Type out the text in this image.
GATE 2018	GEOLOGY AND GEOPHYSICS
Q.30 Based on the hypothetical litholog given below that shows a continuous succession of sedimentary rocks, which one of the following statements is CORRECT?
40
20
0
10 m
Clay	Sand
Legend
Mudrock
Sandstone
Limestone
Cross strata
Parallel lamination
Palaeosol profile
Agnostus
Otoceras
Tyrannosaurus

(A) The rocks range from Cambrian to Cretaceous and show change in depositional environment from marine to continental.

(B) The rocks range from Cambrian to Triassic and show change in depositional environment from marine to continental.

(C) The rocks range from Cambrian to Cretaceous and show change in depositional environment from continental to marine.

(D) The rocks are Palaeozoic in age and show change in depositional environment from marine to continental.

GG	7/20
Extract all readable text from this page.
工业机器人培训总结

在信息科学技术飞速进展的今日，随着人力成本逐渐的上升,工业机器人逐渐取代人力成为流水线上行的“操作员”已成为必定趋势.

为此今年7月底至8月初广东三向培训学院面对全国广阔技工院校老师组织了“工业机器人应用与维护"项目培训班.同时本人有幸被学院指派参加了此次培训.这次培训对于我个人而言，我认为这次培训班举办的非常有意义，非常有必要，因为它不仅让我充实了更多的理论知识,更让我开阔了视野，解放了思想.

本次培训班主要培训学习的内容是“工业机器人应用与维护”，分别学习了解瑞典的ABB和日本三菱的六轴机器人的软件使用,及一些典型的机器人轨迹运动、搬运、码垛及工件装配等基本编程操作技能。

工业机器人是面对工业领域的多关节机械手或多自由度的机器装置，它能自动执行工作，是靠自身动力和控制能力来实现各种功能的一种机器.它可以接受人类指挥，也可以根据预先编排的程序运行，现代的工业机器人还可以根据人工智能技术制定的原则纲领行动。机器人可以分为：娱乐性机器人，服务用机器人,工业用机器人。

+++

_Set problem:_
Print the material above once more, exactly.

_Written reply:_
Type out the text in this image.
GATE 2018	GEOLOGY AND GEOPHYSICS
Q.30 Based on the hypothetical litholog given below that shows a continuous succession of sedimentary rocks, which one of the following statements is CORRECT?
40
20
0
10 m
Clay	Sand
Legend
Mudrock
Sandstone
Limestone
Cross strata
Parallel lamination
Palaeosol profile
Agnostus
Otoceras
Tyrannosaurus

(A) The rocks range from Cambrian to Cretaceous and show change in depositional environment from marine to continental.

(B) The rocks range from Cambrian to Triassic and show change in depositional environment from marine to continental.

(C) The rocks range from Cambrian to Cretaceous and show change in depositional environment from continental to marine.

(D) The rocks are Palaeozoic in age and show change in depositional environment from marine to continental.

GG	7/20
Extract all readable text from this page.
工业机器人培训总结

在信息科学技术飞速进展的今日，随着人力成本逐渐的上升,工业机器人逐渐取代人力成为流水线上行的“操作员”已成为必定趋势.

为此今年7月底至8月初广东三向培训学院面对全国广阔技工院校老师组织了“工业机器人应用与维护"项目培训班.同时本人有幸被学院指派参加了此次培训.这次培训对于我个人而言，我认为这次培训班举办的非常有意义，非常有必要，因为它不仅让我充实了更多的理论知识,更让我开阔了视野，解放了思想.

本次培训班主要培训学习的内容是“工业机器人应用与维护”，分别学习了解瑞典的ABB和日本三菱的六轴机器人的软件使用,及一些典型的机器人轨迹运动、搬运、码垛及工件装配等基本编程操作技能。

工业机器人是面对工业领域的多关节机械手或多自由度的机器装置，它能自动执行工作，是靠自身动力和控制能力来实现各种功能的一种机器.它可以接受人类指挥，也可以根据预先编排的程序运行，现代的工业机器人还可以根据人工智能技术制定的原则纲领行动。机器人可以分为：娱乐性机器人，服务用机器人,工业用机器人。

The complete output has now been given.